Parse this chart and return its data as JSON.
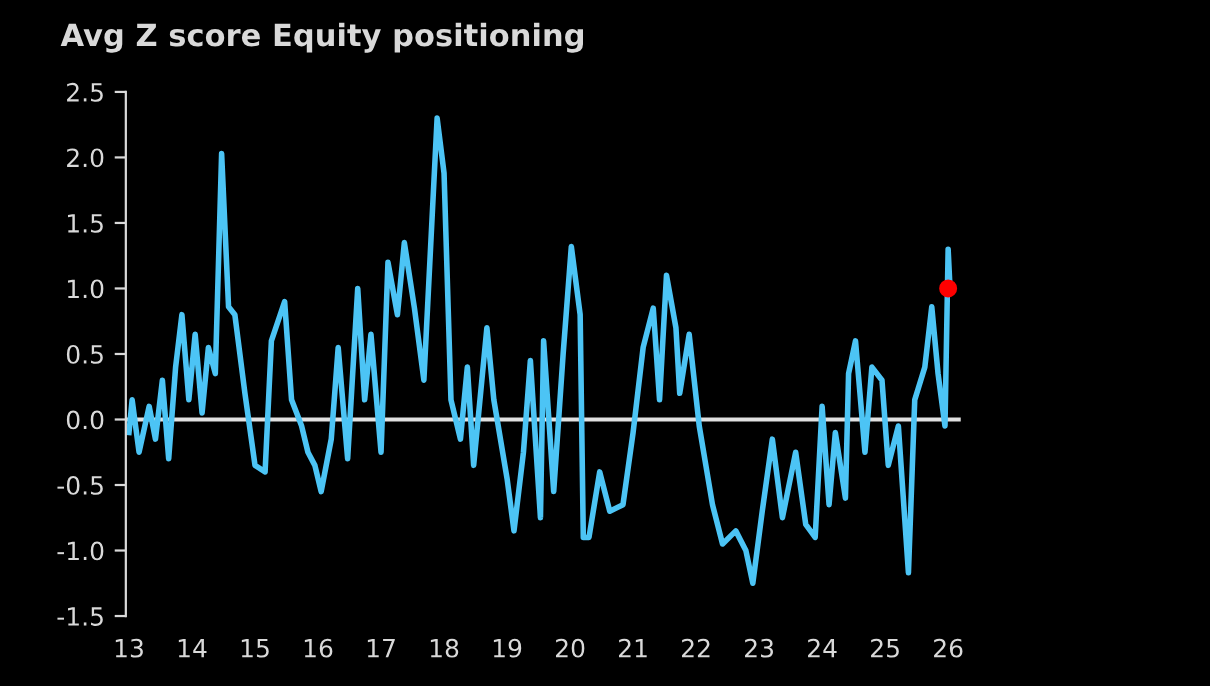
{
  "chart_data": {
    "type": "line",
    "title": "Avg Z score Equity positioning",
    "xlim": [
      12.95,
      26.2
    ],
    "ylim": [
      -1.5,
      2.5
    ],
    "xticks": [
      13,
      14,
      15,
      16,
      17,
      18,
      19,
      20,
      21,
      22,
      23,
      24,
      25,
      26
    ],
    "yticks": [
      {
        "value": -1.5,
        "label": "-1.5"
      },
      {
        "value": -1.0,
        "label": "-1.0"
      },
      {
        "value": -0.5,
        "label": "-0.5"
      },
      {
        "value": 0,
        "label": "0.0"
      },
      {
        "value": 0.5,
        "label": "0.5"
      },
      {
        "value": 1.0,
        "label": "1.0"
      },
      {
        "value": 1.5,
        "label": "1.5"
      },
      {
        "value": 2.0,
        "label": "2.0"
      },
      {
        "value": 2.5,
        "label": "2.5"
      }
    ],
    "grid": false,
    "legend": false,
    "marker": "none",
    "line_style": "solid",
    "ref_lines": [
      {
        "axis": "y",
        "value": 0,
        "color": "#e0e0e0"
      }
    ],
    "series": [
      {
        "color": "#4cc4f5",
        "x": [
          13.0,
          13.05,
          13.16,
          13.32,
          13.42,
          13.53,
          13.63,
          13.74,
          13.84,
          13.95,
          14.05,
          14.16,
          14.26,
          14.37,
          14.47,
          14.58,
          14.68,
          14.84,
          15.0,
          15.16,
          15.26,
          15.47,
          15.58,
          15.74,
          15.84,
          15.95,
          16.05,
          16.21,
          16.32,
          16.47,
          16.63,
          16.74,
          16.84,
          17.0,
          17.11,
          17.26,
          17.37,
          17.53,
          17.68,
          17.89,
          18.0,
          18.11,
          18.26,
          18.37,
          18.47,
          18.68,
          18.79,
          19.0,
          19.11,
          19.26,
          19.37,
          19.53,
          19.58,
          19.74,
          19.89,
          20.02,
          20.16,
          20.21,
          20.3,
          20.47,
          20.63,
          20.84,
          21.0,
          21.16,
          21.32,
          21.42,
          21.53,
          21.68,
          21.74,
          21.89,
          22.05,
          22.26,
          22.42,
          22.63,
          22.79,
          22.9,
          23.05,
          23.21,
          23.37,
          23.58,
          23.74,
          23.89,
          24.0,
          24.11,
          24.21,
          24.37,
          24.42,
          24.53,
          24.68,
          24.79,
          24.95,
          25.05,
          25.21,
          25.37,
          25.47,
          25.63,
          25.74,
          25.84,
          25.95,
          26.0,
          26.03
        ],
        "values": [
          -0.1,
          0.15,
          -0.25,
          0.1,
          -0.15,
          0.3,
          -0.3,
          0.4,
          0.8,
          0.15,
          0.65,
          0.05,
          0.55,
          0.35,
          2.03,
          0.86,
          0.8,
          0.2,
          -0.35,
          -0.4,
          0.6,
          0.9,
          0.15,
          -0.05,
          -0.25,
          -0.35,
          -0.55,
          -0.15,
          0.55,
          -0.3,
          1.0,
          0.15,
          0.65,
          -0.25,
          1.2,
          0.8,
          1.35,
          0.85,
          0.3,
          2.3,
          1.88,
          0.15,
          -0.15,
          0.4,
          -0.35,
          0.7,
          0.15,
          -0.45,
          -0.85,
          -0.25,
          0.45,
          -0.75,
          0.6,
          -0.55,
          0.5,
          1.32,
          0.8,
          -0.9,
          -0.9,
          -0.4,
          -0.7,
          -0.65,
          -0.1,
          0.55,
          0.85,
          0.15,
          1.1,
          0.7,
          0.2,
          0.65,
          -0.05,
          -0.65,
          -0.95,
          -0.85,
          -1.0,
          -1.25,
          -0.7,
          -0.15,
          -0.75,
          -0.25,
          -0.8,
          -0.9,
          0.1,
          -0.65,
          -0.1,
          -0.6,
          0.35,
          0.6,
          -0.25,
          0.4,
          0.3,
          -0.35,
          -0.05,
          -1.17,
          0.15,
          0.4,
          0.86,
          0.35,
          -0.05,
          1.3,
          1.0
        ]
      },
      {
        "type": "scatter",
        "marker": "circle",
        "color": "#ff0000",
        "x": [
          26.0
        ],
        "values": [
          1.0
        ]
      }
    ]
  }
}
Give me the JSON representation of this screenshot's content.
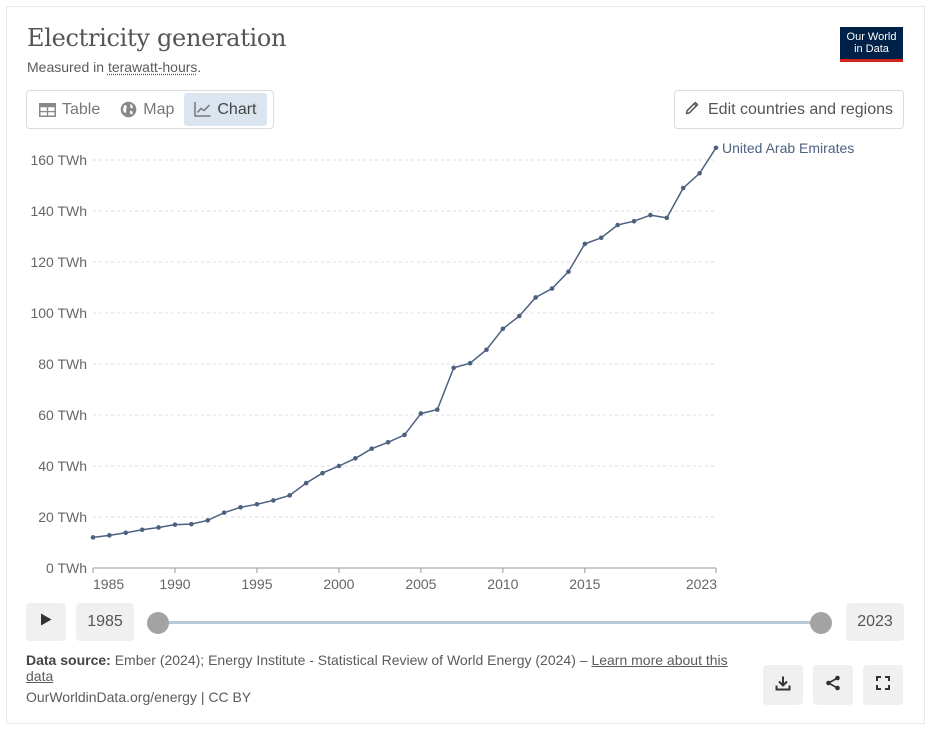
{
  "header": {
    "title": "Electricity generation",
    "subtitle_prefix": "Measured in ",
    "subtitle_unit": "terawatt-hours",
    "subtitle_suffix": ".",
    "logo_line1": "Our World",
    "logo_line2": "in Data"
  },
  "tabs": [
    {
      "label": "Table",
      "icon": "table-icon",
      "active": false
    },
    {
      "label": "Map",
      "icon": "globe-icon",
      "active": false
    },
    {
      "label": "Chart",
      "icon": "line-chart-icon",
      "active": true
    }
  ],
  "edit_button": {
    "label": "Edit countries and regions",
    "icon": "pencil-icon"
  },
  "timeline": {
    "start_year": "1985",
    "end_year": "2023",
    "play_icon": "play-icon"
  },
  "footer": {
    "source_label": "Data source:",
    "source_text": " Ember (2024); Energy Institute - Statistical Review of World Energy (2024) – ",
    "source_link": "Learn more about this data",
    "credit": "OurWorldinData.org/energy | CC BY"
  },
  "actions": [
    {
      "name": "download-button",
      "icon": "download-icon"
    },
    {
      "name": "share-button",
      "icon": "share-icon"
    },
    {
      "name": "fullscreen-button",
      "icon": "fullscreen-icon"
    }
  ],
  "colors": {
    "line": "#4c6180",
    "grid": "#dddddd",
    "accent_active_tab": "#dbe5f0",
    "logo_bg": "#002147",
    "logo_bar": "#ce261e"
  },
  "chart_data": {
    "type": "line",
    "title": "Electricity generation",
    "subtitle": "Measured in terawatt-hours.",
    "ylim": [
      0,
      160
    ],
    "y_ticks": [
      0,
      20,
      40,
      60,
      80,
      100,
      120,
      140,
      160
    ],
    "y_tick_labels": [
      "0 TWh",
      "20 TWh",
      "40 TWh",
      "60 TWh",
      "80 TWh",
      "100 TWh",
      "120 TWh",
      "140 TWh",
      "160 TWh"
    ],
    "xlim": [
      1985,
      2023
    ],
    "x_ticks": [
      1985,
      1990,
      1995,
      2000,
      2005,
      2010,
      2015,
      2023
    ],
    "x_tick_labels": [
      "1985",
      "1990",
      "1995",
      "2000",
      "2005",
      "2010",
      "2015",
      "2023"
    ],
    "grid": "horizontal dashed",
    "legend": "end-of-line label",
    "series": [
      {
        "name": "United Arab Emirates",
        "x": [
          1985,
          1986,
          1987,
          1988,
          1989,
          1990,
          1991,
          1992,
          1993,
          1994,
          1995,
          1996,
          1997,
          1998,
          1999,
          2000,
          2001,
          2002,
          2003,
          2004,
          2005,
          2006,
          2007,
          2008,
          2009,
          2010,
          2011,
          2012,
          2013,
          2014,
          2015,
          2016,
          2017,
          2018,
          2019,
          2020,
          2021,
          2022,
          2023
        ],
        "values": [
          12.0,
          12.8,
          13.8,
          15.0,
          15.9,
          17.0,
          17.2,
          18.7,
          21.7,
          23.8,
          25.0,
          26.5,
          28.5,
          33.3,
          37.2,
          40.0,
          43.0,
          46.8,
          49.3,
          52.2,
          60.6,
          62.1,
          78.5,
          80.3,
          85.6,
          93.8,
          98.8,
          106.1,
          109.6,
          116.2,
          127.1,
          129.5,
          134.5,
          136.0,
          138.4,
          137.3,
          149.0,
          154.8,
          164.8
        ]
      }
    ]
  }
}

====================

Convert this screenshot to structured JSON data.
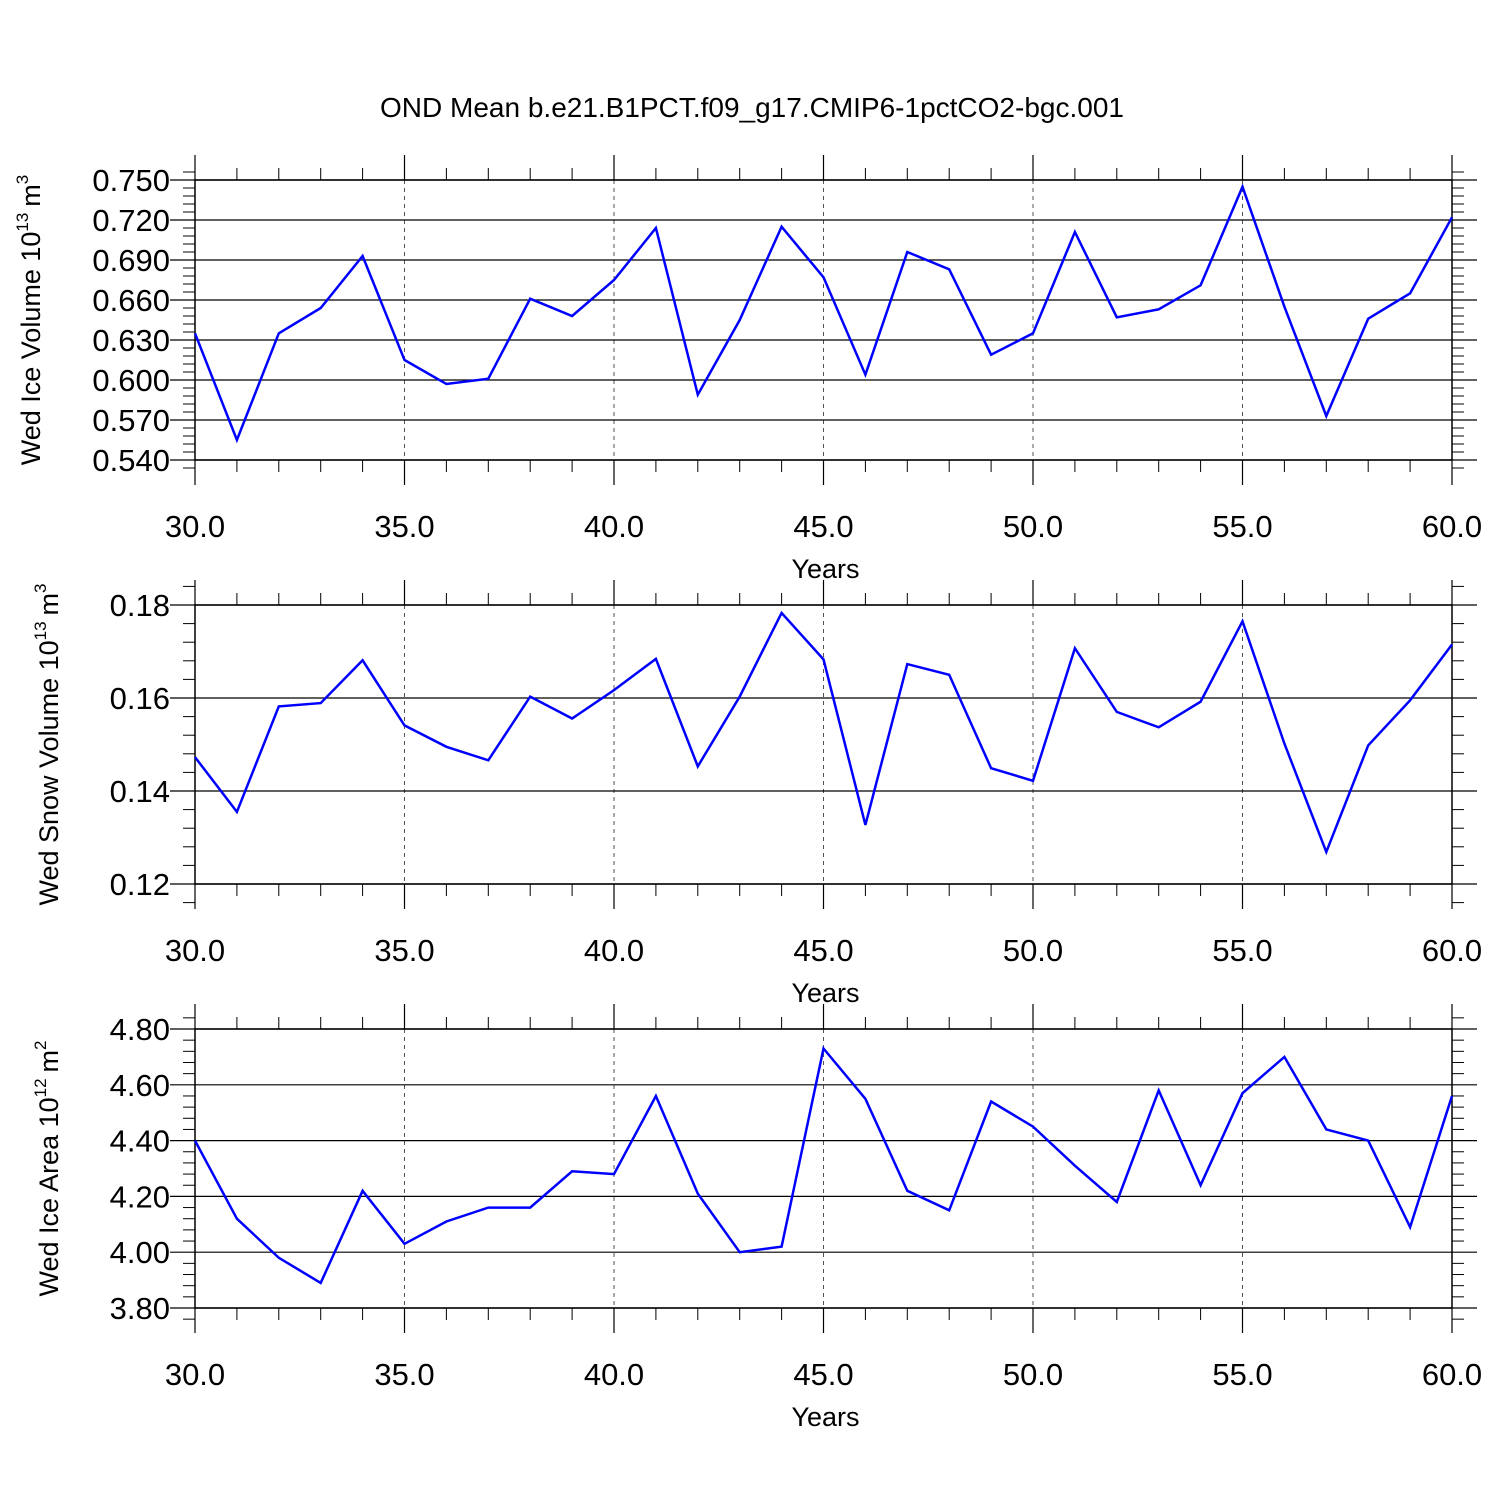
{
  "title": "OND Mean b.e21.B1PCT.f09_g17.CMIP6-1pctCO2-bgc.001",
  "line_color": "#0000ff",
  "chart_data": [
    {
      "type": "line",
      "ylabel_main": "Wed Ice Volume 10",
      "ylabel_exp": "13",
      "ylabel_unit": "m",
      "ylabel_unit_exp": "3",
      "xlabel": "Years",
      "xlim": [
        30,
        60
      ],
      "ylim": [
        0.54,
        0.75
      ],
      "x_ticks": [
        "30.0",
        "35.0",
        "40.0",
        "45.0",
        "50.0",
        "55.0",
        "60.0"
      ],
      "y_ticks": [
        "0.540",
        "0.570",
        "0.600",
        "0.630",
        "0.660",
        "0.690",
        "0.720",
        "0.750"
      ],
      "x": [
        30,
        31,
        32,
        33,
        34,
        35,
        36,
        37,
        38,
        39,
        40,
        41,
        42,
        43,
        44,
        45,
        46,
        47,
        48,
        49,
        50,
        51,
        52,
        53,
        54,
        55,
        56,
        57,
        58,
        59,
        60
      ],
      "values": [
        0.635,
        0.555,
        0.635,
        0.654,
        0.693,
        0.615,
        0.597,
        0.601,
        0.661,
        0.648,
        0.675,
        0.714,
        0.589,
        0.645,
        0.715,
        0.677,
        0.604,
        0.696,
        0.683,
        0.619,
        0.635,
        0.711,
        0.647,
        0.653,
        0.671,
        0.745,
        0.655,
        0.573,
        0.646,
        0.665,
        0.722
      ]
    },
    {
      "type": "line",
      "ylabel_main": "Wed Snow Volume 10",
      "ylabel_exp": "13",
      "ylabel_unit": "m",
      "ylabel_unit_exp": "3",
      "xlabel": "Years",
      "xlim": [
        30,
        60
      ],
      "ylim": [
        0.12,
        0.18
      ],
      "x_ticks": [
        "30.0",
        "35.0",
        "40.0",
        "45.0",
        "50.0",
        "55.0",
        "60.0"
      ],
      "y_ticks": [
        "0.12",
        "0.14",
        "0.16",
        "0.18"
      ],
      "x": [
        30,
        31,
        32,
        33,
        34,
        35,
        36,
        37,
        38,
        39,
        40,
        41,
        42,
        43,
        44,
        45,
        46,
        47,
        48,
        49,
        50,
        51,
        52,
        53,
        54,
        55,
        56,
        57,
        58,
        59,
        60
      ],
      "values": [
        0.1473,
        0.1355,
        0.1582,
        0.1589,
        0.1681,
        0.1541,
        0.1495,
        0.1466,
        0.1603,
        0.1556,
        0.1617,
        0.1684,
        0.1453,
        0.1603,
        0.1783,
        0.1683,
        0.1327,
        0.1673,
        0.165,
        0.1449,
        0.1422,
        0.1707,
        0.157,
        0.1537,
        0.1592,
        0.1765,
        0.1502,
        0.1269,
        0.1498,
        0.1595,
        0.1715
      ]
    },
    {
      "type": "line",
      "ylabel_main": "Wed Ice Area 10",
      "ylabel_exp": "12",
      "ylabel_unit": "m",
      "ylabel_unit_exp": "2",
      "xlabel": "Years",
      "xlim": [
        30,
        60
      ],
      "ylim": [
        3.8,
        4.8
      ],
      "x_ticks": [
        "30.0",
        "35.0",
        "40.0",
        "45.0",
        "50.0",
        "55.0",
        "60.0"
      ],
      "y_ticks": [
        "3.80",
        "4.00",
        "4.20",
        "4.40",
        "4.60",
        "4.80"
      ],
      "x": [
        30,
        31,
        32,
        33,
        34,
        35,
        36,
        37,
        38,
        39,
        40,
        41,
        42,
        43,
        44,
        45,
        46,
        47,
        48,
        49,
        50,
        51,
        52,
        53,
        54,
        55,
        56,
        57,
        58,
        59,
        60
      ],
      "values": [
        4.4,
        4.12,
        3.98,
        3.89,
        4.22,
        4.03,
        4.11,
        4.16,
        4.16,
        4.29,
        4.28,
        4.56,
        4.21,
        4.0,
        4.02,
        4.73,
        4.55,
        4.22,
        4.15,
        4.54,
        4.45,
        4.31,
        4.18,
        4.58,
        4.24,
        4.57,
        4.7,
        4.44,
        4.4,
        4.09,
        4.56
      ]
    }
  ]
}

====================

Scan the material above. Copy each line where "terawatt" occurs.

ANSWER
    "subtitle_unit": "terawatt-hours",
    "subtitle": "Measured in terawatt-hours.",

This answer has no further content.